• WHAT THE TASK ASKS
Which lines below hold the word "type"? Copy all of them.

(Extracts from a graphics dataset)
* * * *
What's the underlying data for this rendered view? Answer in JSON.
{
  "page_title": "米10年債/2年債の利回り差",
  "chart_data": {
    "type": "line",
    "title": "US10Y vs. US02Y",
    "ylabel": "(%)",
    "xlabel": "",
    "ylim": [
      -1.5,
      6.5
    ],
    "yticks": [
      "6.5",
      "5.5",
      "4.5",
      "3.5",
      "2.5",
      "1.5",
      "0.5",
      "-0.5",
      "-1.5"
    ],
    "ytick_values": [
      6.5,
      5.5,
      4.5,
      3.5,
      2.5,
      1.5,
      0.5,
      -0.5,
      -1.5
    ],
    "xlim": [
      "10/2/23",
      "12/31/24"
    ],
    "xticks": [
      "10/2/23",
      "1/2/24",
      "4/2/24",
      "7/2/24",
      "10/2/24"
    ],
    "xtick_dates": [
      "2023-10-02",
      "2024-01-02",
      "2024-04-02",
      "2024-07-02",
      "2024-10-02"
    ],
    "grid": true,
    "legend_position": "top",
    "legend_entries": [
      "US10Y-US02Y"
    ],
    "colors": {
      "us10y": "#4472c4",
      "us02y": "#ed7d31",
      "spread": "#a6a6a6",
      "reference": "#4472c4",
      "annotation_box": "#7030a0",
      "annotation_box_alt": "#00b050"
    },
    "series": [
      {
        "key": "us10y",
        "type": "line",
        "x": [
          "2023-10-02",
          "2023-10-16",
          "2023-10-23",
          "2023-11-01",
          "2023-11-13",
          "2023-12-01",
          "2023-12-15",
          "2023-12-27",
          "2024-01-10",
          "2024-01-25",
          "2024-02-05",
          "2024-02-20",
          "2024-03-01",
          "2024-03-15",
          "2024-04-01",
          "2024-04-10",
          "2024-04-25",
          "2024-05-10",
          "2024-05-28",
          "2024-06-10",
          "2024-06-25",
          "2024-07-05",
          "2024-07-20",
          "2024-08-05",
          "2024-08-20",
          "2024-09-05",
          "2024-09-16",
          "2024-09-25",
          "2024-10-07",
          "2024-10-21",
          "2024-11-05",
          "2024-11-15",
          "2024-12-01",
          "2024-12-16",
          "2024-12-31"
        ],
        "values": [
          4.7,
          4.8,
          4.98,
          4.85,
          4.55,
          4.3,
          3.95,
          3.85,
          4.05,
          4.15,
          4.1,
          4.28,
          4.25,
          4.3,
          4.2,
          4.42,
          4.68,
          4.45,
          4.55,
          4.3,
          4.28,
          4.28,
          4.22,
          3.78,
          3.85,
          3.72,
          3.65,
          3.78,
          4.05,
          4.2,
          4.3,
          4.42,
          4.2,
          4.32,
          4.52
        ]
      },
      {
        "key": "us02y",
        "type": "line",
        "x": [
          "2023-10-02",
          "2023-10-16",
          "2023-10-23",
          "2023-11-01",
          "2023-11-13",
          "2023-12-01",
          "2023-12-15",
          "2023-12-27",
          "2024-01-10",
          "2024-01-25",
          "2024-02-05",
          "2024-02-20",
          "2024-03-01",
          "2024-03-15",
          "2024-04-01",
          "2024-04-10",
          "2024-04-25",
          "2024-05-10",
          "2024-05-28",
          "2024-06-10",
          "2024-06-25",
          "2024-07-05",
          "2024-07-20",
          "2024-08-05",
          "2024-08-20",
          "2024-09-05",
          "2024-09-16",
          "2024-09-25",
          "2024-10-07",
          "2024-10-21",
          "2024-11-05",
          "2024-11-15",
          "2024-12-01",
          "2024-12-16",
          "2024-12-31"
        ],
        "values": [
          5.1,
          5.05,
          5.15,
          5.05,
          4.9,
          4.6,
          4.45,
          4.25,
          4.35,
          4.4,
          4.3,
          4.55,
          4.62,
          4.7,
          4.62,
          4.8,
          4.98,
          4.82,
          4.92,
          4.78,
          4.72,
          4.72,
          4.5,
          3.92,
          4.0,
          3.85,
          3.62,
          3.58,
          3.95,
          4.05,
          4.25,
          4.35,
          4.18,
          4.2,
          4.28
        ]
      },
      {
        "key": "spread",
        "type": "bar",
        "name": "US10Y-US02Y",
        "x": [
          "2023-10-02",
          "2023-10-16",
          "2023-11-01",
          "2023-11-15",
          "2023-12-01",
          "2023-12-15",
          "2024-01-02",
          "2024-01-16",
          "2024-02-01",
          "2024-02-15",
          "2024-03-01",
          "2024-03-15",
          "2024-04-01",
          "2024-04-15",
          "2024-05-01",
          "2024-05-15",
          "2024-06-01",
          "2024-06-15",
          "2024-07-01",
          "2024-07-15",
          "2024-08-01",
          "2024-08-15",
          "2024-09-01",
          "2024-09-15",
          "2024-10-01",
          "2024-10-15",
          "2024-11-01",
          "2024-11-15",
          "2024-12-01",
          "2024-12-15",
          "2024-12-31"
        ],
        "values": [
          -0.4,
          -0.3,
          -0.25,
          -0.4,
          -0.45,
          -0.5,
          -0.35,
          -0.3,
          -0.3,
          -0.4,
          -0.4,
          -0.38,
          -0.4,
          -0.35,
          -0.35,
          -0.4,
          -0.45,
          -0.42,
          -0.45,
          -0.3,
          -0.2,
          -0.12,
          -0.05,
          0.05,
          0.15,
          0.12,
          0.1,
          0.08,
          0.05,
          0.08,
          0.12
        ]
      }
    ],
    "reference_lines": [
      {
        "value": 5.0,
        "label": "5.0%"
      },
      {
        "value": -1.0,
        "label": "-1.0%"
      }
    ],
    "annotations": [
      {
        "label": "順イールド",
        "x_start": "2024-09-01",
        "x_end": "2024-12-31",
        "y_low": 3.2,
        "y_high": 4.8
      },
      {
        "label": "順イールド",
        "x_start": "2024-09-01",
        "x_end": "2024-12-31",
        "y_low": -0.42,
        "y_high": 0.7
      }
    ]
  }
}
* * * *
• ANSWER TO THIS TASK
    "type": "line",
        "type": "line",
        "type": "line",
        "type": "bar",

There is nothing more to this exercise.